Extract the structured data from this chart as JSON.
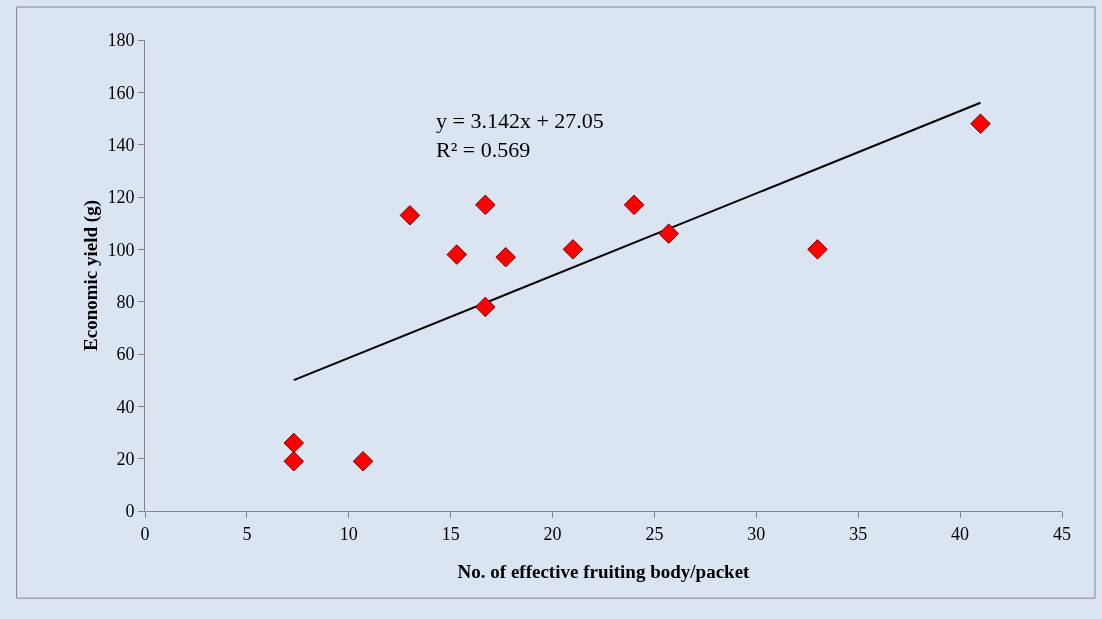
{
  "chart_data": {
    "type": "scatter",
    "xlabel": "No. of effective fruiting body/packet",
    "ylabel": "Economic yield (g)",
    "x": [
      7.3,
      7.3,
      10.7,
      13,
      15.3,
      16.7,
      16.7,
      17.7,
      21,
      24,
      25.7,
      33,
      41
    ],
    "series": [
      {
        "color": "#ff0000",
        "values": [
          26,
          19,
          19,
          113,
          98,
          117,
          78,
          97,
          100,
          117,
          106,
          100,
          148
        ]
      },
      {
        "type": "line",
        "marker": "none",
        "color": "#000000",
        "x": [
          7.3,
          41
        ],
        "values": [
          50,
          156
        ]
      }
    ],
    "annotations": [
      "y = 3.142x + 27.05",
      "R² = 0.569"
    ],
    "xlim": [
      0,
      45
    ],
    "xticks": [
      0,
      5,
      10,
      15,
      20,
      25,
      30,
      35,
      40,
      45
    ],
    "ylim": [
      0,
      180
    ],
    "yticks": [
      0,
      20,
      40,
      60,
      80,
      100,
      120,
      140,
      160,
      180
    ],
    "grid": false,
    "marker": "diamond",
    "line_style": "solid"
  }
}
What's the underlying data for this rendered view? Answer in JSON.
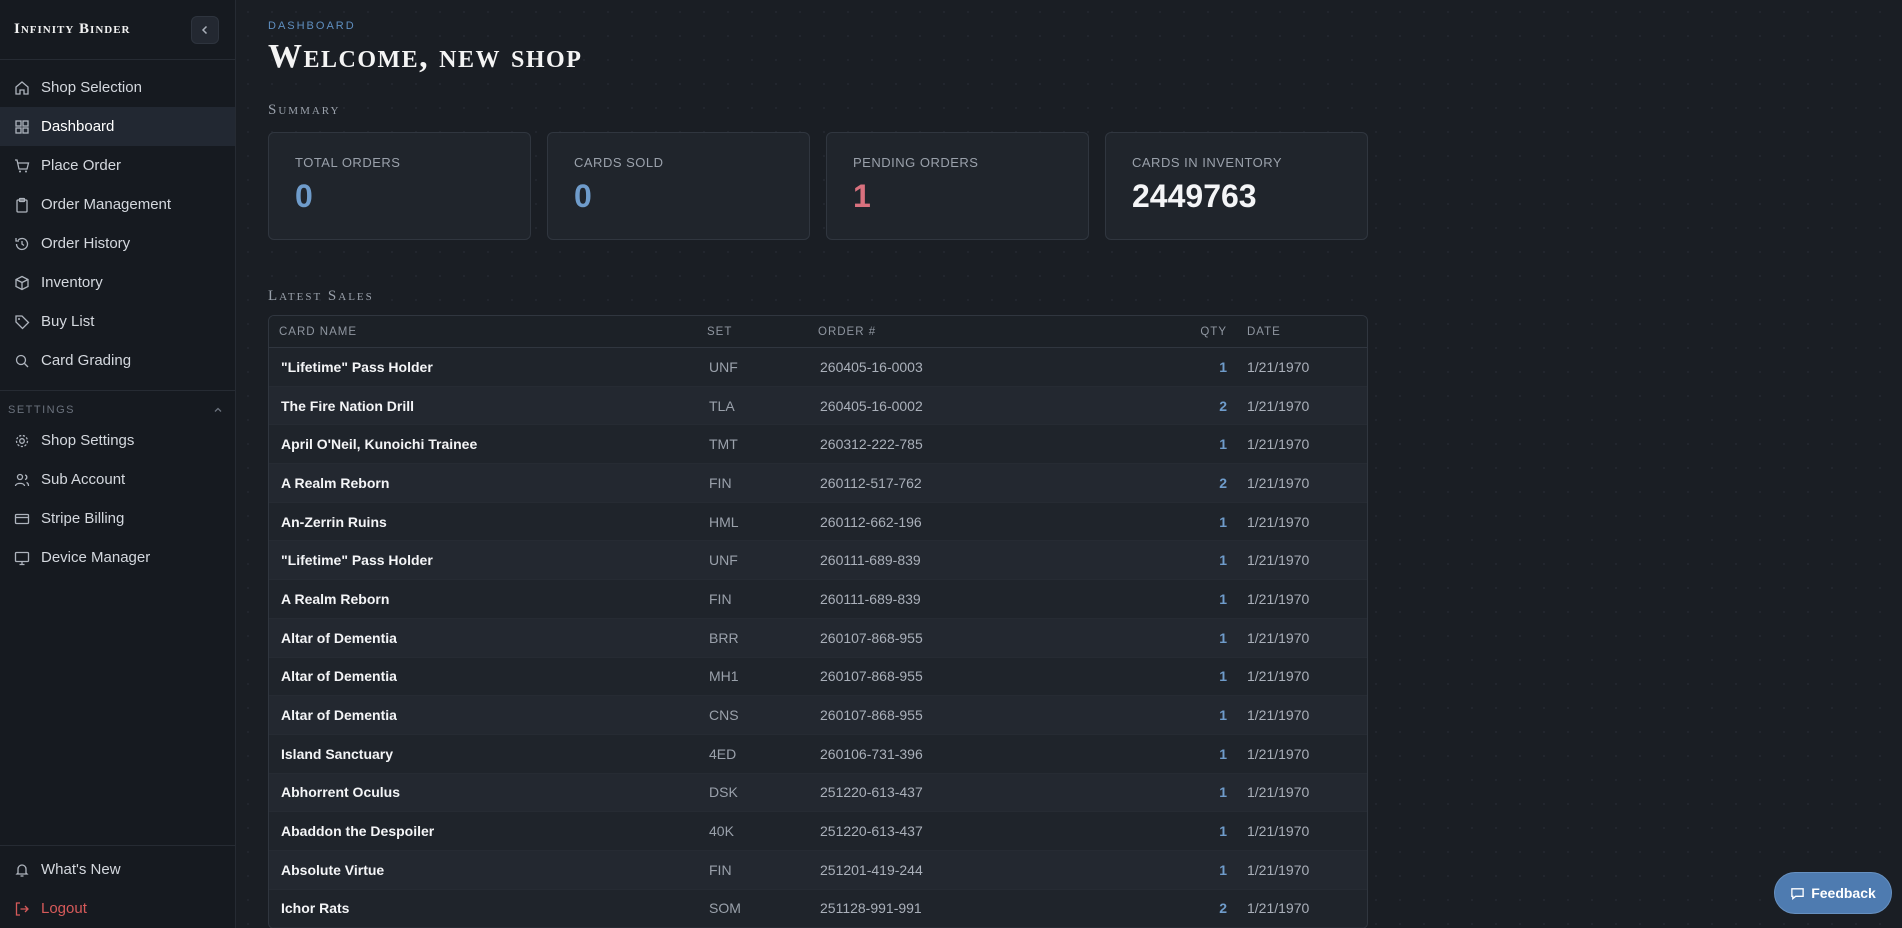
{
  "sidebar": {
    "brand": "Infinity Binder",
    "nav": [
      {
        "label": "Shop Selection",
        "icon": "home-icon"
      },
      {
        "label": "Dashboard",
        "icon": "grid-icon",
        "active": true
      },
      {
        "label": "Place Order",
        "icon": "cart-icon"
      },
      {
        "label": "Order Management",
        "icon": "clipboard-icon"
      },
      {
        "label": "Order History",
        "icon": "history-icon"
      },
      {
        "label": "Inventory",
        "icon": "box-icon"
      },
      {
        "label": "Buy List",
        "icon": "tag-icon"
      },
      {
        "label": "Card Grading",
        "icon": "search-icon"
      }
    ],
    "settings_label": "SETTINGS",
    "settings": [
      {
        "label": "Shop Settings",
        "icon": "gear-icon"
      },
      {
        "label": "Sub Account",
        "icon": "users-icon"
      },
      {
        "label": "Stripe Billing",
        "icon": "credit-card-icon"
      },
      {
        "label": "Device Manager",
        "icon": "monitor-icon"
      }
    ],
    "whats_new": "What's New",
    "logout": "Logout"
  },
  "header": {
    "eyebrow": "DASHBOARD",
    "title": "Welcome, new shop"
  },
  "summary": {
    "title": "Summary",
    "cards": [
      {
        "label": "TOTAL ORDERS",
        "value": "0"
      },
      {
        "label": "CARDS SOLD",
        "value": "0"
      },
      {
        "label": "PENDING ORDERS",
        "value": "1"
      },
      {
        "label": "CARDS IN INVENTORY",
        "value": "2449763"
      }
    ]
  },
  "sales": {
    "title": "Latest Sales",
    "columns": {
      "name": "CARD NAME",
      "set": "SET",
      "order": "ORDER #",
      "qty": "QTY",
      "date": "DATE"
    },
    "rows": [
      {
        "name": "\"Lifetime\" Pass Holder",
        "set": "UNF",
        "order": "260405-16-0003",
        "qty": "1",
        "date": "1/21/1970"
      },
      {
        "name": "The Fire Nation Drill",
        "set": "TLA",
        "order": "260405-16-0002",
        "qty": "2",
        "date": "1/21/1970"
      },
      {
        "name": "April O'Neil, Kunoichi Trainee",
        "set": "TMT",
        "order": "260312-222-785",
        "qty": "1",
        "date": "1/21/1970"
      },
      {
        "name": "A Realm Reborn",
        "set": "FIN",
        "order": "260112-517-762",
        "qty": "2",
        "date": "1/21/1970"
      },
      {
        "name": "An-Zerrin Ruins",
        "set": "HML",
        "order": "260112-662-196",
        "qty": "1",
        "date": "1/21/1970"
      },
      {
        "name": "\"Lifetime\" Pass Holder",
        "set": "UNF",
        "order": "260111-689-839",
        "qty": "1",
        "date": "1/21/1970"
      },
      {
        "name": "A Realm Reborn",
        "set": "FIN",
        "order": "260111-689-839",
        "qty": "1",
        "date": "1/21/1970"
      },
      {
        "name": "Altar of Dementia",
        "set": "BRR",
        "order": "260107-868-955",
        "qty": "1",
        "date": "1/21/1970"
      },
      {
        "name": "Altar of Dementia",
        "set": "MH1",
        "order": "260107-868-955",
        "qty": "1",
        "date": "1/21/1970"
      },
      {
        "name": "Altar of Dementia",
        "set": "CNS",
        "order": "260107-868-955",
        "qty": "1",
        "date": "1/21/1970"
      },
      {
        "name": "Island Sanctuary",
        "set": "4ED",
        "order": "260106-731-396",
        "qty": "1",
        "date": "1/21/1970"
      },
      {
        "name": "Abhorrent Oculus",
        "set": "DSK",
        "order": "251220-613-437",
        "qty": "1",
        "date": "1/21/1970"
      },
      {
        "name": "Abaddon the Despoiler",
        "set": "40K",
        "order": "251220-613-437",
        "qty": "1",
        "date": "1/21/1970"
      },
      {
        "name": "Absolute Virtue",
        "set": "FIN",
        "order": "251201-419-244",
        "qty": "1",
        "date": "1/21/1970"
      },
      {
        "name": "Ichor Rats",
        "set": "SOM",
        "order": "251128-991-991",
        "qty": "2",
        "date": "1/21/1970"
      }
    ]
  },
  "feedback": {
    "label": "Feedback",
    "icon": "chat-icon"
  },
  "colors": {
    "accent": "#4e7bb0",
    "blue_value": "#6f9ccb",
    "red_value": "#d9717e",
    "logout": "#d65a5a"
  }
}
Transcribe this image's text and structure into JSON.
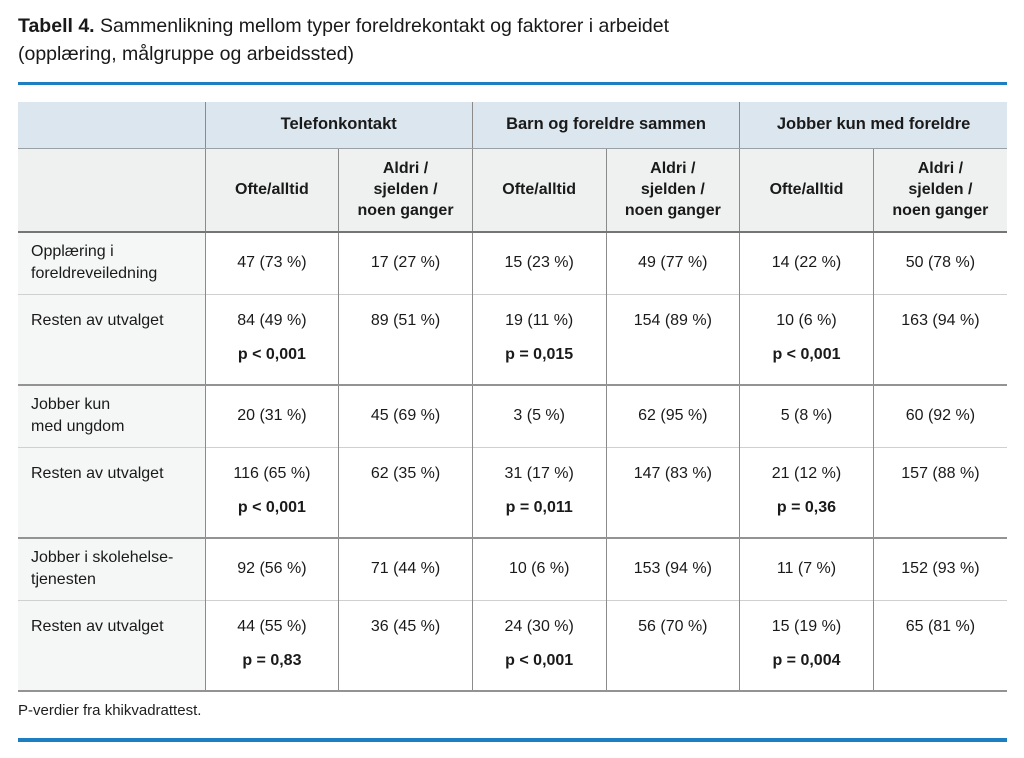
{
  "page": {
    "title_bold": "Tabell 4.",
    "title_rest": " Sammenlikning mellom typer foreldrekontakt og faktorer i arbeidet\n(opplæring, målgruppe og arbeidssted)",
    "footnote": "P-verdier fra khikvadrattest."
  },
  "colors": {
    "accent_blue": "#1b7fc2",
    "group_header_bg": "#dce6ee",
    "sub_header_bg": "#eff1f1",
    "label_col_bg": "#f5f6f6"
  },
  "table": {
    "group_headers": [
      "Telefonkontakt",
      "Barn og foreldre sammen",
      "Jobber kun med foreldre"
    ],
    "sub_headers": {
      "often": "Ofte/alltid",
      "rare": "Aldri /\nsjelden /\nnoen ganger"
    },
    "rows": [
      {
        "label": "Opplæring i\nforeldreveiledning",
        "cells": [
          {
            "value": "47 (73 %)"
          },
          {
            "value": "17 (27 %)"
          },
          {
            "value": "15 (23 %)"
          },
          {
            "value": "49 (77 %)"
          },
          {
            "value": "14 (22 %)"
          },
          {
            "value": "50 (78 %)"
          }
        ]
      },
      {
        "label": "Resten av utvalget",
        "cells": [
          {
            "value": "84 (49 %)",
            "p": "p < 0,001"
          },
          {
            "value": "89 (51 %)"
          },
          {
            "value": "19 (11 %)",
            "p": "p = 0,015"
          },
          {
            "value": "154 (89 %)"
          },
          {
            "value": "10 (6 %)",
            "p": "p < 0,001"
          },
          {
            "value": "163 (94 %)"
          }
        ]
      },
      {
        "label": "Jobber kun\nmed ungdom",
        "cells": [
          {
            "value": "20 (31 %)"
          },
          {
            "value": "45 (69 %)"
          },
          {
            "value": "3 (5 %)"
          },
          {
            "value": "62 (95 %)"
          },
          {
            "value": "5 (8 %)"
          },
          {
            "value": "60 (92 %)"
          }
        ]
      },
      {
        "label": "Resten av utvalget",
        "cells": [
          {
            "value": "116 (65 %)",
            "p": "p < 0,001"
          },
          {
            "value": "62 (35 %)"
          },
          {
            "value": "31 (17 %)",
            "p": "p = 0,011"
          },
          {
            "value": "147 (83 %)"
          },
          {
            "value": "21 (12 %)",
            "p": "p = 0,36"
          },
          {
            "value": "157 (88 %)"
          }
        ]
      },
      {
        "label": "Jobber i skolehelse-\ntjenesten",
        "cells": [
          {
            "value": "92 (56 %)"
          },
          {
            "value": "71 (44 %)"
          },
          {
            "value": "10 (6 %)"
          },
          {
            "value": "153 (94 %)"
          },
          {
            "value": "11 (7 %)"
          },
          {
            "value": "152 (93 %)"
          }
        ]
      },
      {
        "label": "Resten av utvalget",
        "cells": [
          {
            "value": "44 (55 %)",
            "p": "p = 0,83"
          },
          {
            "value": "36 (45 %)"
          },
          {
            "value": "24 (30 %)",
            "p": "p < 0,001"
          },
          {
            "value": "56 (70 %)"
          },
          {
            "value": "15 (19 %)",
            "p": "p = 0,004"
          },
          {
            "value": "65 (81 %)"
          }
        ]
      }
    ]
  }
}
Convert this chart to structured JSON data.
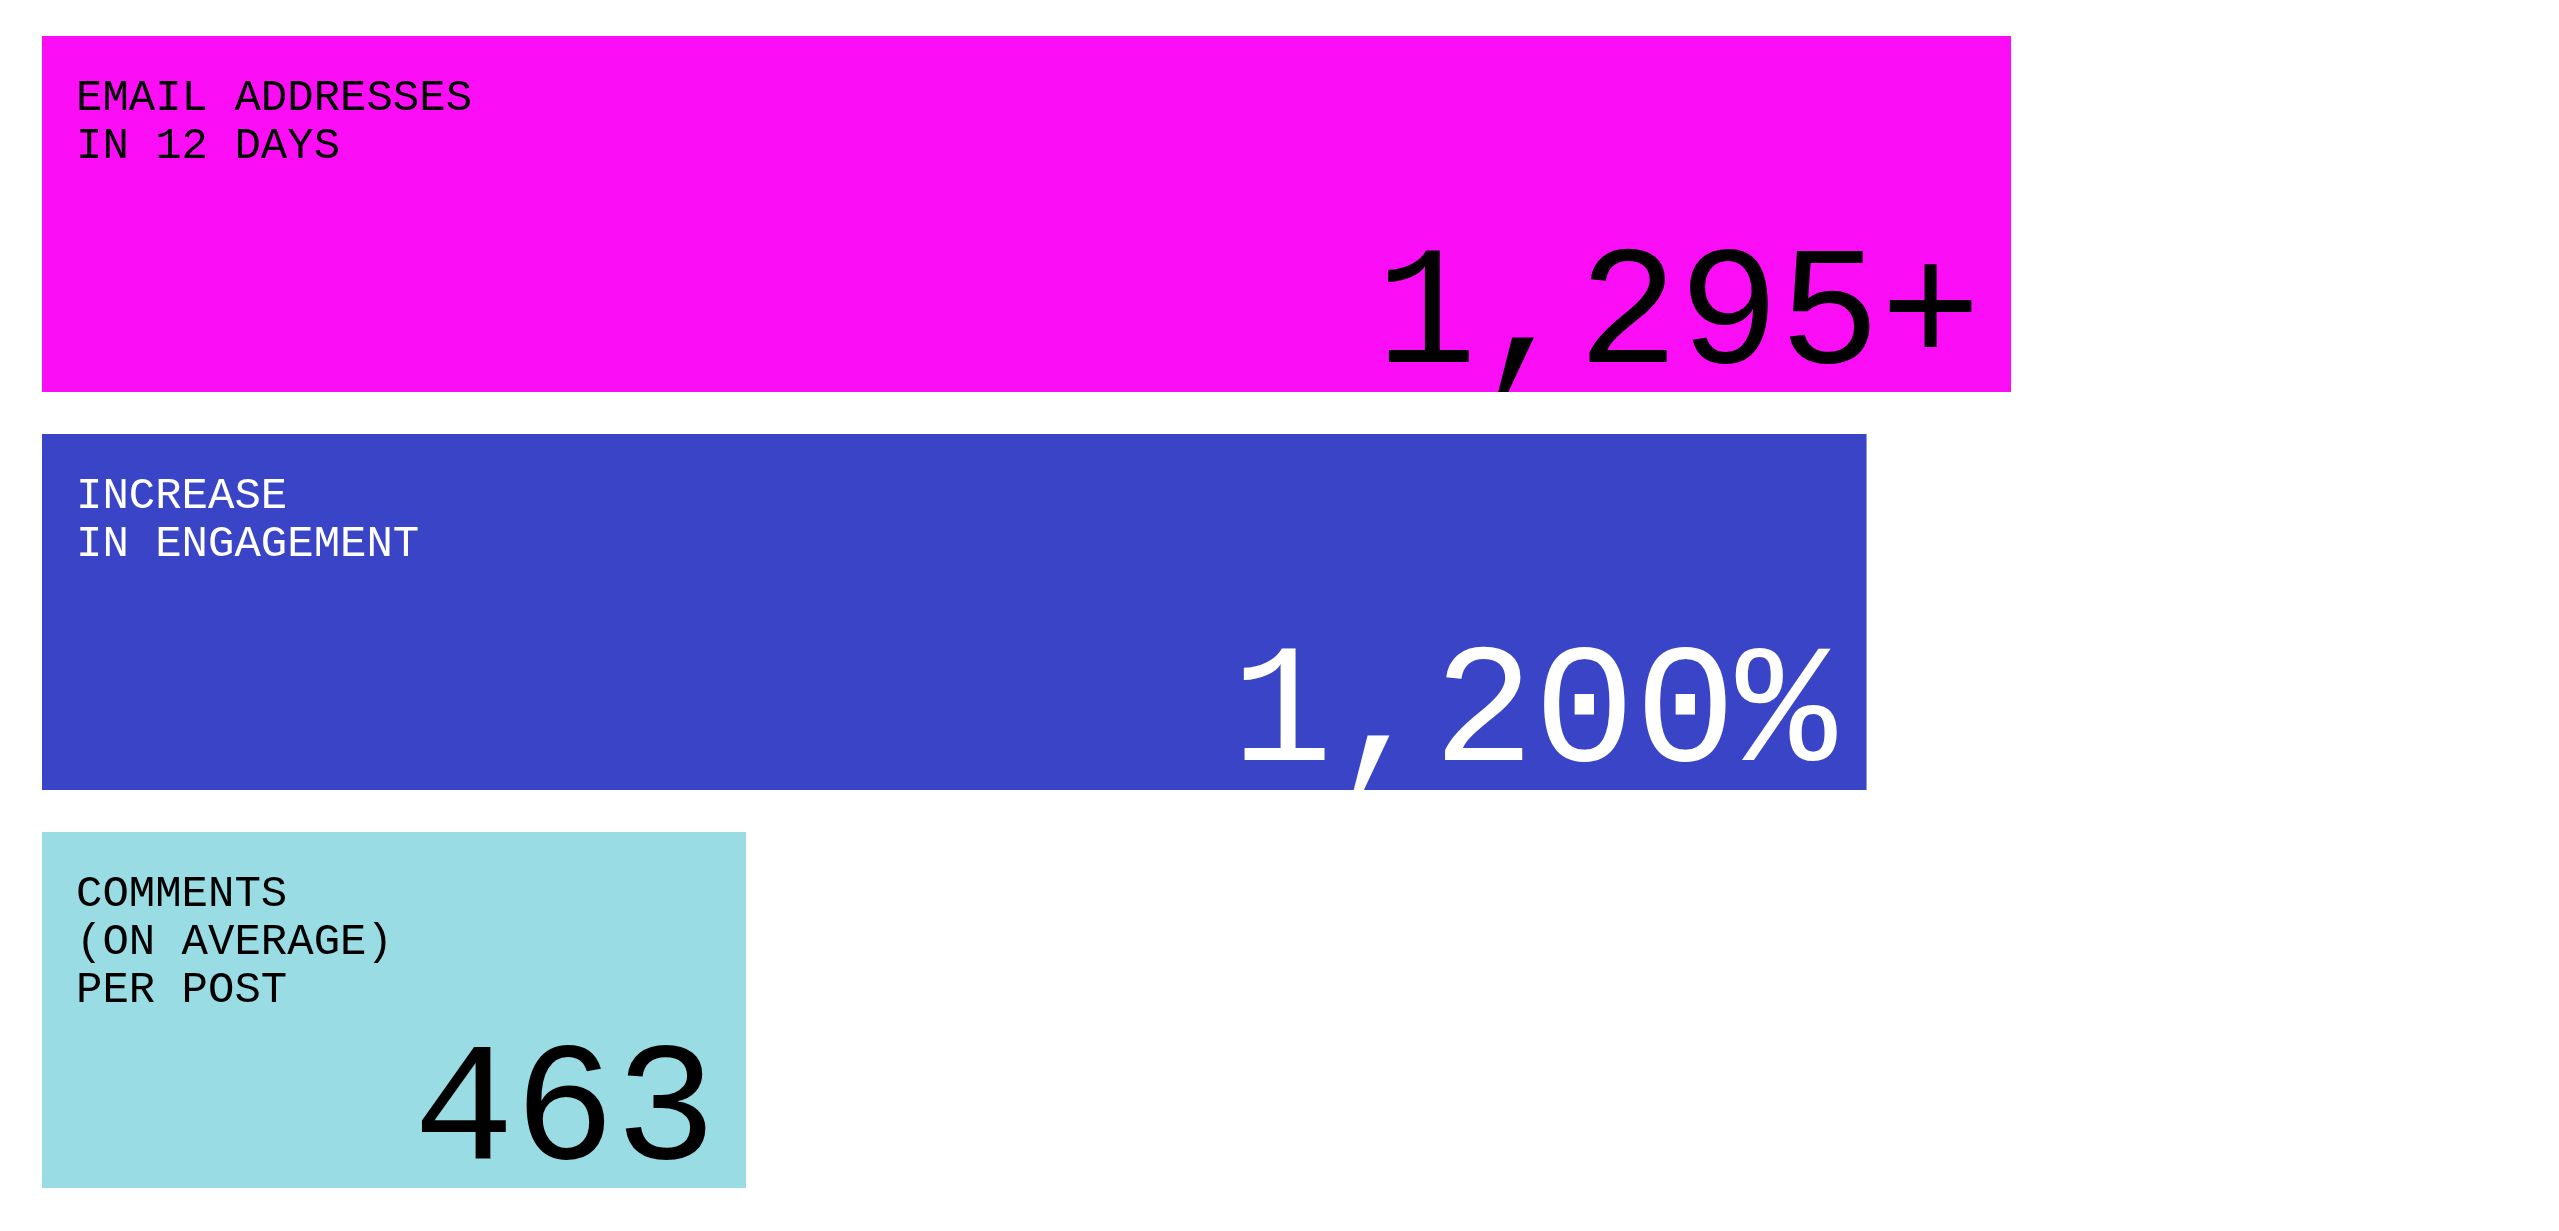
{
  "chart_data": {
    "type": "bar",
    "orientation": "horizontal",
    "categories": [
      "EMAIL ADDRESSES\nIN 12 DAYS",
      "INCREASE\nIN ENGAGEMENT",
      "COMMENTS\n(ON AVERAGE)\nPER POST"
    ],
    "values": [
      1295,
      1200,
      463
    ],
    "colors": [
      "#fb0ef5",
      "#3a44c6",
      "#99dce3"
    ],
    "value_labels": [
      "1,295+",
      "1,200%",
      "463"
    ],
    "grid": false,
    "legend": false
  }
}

_ _ _ _ _

▶ **Task requirements**
Within the data above, pick out all lines holding the word "Jobber".

▶ **Result of this exercise**
      "Jobber kun med foreldre"
        "label": "Jobber kun\nmed ungdom",
        "label": "Jobber i skolehelse-\ntjenesten",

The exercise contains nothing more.